### Requirements
Identify the lines that contain the string "What", then copy each of them.

### Entries supplied
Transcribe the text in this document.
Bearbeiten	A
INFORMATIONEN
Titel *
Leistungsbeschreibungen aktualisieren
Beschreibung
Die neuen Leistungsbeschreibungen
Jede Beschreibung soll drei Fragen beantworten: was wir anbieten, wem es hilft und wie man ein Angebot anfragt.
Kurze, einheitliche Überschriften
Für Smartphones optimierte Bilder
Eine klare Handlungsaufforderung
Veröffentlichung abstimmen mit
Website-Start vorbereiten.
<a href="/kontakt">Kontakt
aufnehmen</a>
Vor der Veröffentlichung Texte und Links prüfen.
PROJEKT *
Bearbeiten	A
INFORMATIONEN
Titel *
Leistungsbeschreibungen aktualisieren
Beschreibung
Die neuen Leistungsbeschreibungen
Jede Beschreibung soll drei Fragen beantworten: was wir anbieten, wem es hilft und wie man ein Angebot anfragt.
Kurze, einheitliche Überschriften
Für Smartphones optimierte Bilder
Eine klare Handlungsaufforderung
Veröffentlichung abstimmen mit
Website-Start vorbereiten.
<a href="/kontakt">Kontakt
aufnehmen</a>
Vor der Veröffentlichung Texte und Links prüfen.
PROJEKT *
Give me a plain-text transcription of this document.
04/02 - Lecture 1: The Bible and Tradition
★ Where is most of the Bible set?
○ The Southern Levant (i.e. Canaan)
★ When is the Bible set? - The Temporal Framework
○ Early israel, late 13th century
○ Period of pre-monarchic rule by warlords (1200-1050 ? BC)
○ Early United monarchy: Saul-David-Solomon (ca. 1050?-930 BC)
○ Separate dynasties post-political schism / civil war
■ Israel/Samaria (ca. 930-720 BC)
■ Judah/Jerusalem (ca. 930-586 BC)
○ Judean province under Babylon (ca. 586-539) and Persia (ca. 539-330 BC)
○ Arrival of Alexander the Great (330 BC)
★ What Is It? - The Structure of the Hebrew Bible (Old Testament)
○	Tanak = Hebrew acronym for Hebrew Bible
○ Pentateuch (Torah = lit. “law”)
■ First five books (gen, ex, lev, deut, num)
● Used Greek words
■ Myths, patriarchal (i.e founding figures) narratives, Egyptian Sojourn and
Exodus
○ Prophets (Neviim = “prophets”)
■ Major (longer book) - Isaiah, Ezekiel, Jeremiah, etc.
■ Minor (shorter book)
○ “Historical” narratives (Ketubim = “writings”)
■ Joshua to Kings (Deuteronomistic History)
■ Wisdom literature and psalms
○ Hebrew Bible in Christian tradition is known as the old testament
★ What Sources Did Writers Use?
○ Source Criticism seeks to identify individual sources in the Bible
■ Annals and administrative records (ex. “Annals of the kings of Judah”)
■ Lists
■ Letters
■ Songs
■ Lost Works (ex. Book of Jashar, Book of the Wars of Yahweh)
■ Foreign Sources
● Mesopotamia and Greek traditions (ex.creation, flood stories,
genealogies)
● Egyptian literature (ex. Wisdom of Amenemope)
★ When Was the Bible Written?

### The reply
★ What Is It? - The Structure of the Hebrew Bible (Old Testament)
★ What Sources Did Writers Use?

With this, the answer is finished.